> _Exercise passage_:

4. Iran sees hope for stability in global capital—petroleum in particular
After the nuclear deal, Rouhani—who loves him some capitalism—started making the case for Iran as a potential international investment opportunity, and US allies are taking the bait. The German Economic Minister Brigitte Zypries met with Iranian Foreign Minister Zarif last month in Berlin and said the German insurance company Hermes wants to insure investments in the Iranian energy sector. Then, earlier this month, French energy company Total signed an agreement that will cover a natural gas installation in the Persian Gulf. “Total has been very clear that it intends to do more.” Hawthorne told me.
In theory, international entanglements make it harder for the US to attack Iran in the future without pissing off (or directly harming) allies or their businesses. Hawthorne told me Iran wants “as many international deals as possible,” so that it becomes “immensely complicated for the Trump administration—or any administration—to unilaterally change up the playing field for any partner investing in Iran.”
So far, Iran’s best card to play on the economic front is its vast oil reserves. The problem is that the country’s energy sector suffered under sanctions in the early 2010s, and fossil fuels are starting to be regarded in some circles—OK, a lot of circles, even business ones—as a bad long-term investment anyway. Also, last year, the World Trade Organization began to express concern that economic protectionism was on the rise, and growth in the global trade of goods pretty much stopped. Then a protectionist named Donald Trump was elected president of the world’s largest economy. All of this may not bode well for propping up Iran’s oil economy with foreign investment.
5. Iran still wants nuclear weapons
Despite Iran’s newfound emphasis on international business, there is a distinct possibility that without the Obama/Kerry deal, Iran would just resume its nuclear program. According to foreign minister Zarif, Iran is “completely ready” to get cooking again if the US ever shreds the agreement. Yes, Iran surrendered the vast majority of its weapons-grade (or nearly weapons-grade) uranium to Russia in 2015 (it went to Russia, so definitely nothing to worry about there), but Iran may still have enough centrifuges to (eventually) manufacture the uranium it needs for for a bomb.

> _Things to do_:
A) Transcribe the part of the Iran passage that starts at "5. Iran still" and ends at "for a bomb.".
B) According to the Iran passage, in which city did Brigitte Zypries meet with Iranian Foreign Minister Zarif?
Rely only on the Iran passage for your answers.

[Document structure recognition records]
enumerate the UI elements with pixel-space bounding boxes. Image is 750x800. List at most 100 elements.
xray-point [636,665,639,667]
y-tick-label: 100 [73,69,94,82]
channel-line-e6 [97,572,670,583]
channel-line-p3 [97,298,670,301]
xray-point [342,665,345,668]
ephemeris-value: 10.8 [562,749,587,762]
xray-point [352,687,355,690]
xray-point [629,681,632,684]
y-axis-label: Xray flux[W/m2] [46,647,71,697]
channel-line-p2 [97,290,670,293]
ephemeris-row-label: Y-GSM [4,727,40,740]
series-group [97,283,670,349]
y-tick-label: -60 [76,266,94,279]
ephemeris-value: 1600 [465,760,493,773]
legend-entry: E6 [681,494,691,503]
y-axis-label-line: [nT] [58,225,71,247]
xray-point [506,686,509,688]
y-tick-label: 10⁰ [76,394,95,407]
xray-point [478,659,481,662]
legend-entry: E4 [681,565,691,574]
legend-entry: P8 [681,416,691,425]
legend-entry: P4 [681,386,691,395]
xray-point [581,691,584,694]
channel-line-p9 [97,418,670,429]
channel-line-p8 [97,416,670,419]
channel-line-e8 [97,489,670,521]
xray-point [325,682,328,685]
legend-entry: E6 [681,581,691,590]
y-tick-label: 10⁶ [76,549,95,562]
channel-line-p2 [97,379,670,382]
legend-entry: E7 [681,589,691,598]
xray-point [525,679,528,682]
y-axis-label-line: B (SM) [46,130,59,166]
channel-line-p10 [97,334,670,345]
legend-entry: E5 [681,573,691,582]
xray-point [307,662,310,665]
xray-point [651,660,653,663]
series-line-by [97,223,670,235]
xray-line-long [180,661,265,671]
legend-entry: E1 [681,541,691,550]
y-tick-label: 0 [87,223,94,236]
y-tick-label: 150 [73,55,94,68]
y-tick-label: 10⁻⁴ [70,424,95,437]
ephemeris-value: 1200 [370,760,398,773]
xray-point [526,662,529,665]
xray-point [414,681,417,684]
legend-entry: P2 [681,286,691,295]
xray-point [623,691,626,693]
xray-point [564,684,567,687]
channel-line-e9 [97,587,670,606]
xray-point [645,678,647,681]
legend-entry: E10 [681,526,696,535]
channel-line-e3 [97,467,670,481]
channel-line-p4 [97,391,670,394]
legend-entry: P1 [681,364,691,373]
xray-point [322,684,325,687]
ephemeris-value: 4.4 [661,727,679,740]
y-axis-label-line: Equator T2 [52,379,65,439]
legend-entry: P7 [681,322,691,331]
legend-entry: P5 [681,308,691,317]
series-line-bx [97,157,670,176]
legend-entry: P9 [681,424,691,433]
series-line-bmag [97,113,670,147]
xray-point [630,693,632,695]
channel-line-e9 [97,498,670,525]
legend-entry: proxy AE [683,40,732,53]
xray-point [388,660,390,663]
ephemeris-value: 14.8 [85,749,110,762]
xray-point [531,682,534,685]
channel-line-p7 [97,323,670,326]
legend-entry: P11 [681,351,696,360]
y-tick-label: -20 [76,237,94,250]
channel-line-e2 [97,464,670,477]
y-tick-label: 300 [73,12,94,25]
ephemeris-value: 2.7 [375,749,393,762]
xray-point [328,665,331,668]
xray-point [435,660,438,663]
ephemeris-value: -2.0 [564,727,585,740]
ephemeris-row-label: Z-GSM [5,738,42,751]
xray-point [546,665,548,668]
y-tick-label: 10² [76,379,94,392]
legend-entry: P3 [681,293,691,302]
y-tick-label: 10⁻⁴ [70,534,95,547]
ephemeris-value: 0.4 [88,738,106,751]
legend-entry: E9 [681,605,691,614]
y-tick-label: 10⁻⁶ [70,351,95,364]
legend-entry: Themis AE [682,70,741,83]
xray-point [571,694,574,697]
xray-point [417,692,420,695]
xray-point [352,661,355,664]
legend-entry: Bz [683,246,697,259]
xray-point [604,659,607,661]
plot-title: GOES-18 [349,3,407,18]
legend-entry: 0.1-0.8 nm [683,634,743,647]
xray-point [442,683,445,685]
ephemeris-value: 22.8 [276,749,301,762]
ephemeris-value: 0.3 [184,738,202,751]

> _Answer section_:
A)
5. Iran still wants nuclear weapons
Despite Iran’s newfound emphasis on international business, there is a distinct possibility that without the Obama/Kerry deal, Iran would just resume its nuclear program. According to foreign minister Zarif, Iran is “completely ready” to get cooking again if the US ever shreds the agreement. Yes, Iran surrendered the vast majority of its weapons-grade (or nearly weapons-grade) uranium to Russia in 2015 (it went to Russia, so definitely nothing to worry about there), but Iran may still have enough centrifuges to (eventually) manufacture the uranium it needs for for a bomb.

B) Berlin